◆ **INFORMATION SHOWN**:
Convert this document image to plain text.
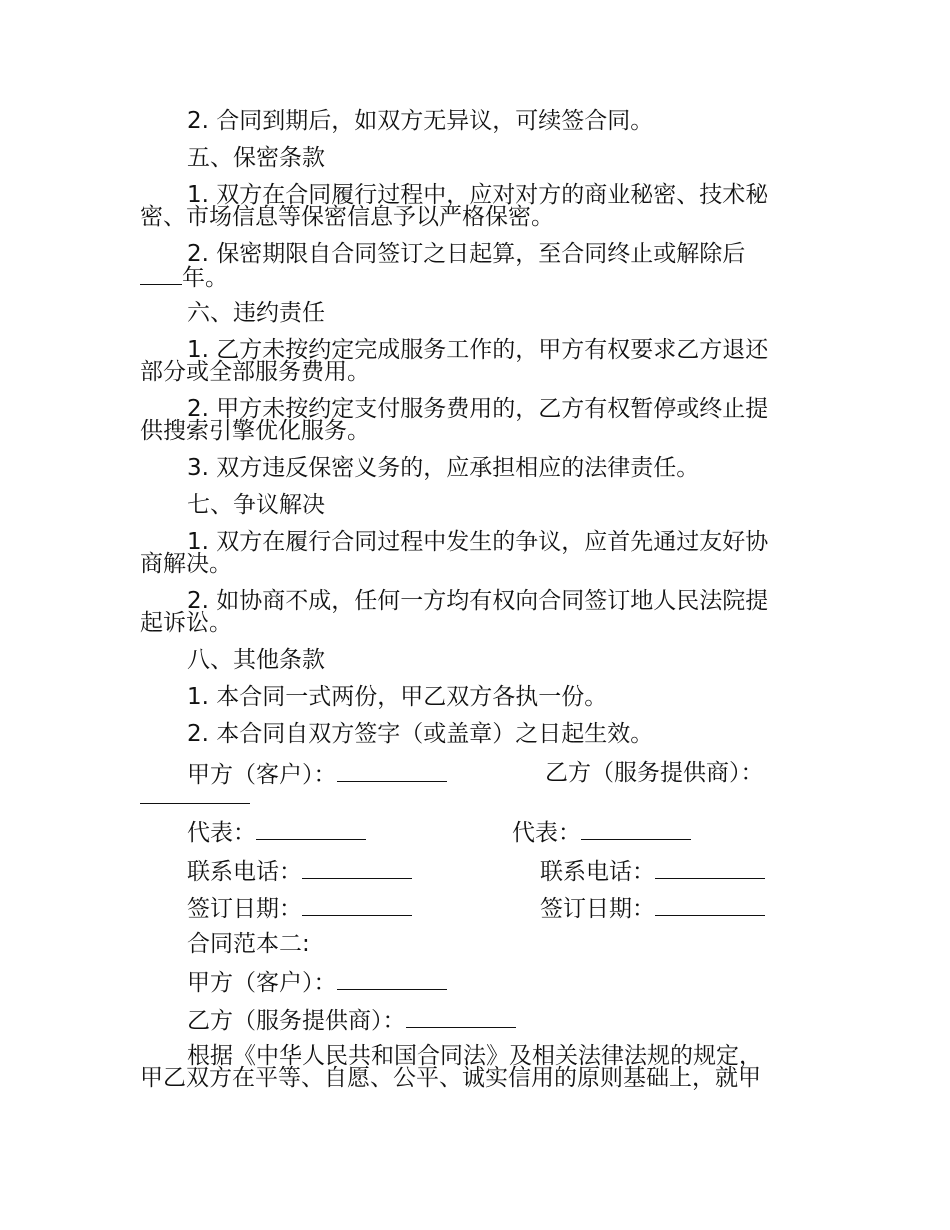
2. 合同到期后，如双方无异议，可续签合同。
五、保密条款
1. 双方在合同履行过程中，应对对方的商业秘密、技术秘
密、市场信息等保密信息予以严格保密。
2. 保密期限自合同签订之日起算，至合同终止或解除后
年。
六、违约责任
1. 乙方未按约定完成服务工作的，甲方有权要求乙方退还
部分或全部服务费用。
2. 甲方未按约定支付服务费用的，乙方有权暂停或终止提
供搜索引擎优化服务。
3. 双方违反保密义务的，应承担相应的法律责任。
七、争议解决
1. 双方在履行合同过程中发生的争议，应首先通过友好协
商解决。
2. 如协商不成，任何一方均有权向合同签订地人民法院提
起诉讼。
八、其他条款
1. 本合同一式两份，甲乙双方各执一份。
2. 本合同自双方签字（或盖章）之日起生效。
甲方（客户）：	乙方（服务提供商）：
代表：	代表：
联系电话：	联系电话：
签订日期：	签订日期：
合同范本二:
甲方（客户）：
乙方（服务提供商）：
根据《中华人民共和国合同法》及相关法律法规的规定，
甲乙双方在平等、自愿、公平、诚实信用的原则基础上，就甲
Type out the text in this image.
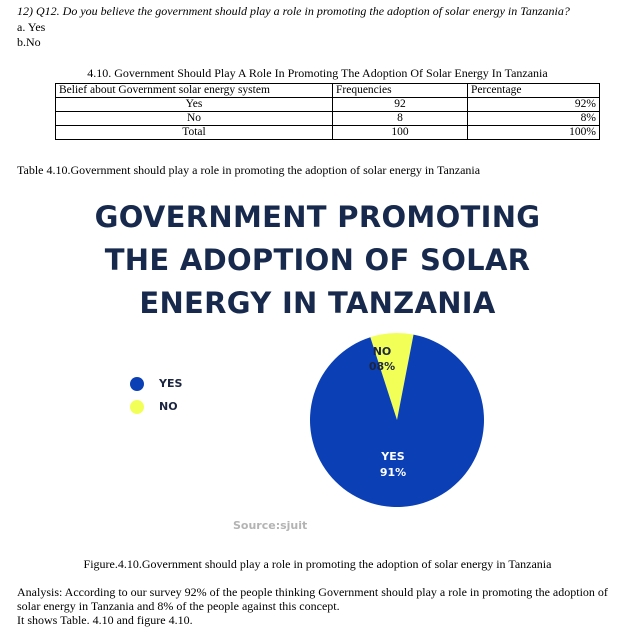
12) Q12. Do you believe the government should play a role in promoting the adoption of solar energy in Tanzania?
a. Yes
b.No
4.10. Government Should Play A Role In Promoting The Adoption Of Solar Energy In Tanzania
Belief about Government solar energy system	Frequencies	Percentage
Yes	92	92%
No	8	8%
Total	100	100%
Table 4.10.Government should play a role in promoting the adoption of solar energy in Tanzania
GOVERNMENT PROMOTING
THE ADOPTION OF SOLAR
ENERGY IN TANZANIA
YES
NO
NO
08%
YES
91%
Source:sjuit
Figure.4.10.Government should play a role in promoting the adoption of solar energy in Tanzania
Analysis: According to our survey 92% of the people thinking Government should play a role in promoting the adoption of solar energy in Tanzania and 8% of the people against this concept.
It shows Table. 4.10 and figure 4.10.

◆ **REQUEST**: Reproduce all entries exactly. Pictures do not belong in the copy.

◆ **RESULT OF THE TASK**:
Convert this document image to plain text.
2. 合同到期后，如双方无异议，可续签合同。
五、保密条款
1. 双方在合同履行过程中，应对对方的商业秘密、技术秘
密、市场信息等保密信息予以严格保密。
2. 保密期限自合同签订之日起算，至合同终止或解除后
年。
六、违约责任
1. 乙方未按约定完成服务工作的，甲方有权要求乙方退还
部分或全部服务费用。
2. 甲方未按约定支付服务费用的，乙方有权暂停或终止提
供搜索引擎优化服务。
3. 双方违反保密义务的，应承担相应的法律责任。
七、争议解决
1. 双方在履行合同过程中发生的争议，应首先通过友好协
商解决。
2. 如协商不成，任何一方均有权向合同签订地人民法院提
起诉讼。
八、其他条款
1. 本合同一式两份，甲乙双方各执一份。
2. 本合同自双方签字（或盖章）之日起生效。
甲方（客户）：	乙方（服务提供商）：
代表：	代表：
联系电话：	联系电话：
签订日期：	签订日期：
合同范本二:
甲方（客户）：
乙方（服务提供商）：
根据《中华人民共和国合同法》及相关法律法规的规定，
甲乙双方在平等、自愿、公平、诚实信用的原则基础上，就甲
Type out the text in this image.
12) Q12. Do you believe the government should play a role in promoting the adoption of solar energy in Tanzania?
a. Yes
b.No
4.10. Government Should Play A Role In Promoting The Adoption Of Solar Energy In Tanzania
Belief about Government solar energy system	Frequencies	Percentage
Yes	92	92%
No	8	8%
Total	100	100%
Table 4.10.Government should play a role in promoting the adoption of solar energy in Tanzania
GOVERNMENT PROMOTING
THE ADOPTION OF SOLAR
ENERGY IN TANZANIA
YES
NO
NO
08%
YES
91%
Source:sjuit
Figure.4.10.Government should play a role in promoting the adoption of solar energy in Tanzania
Analysis: According to our survey 92% of the people thinking Government should play a role in promoting the adoption of solar energy in Tanzania and 8% of the people against this concept.
It shows Table. 4.10 and figure 4.10.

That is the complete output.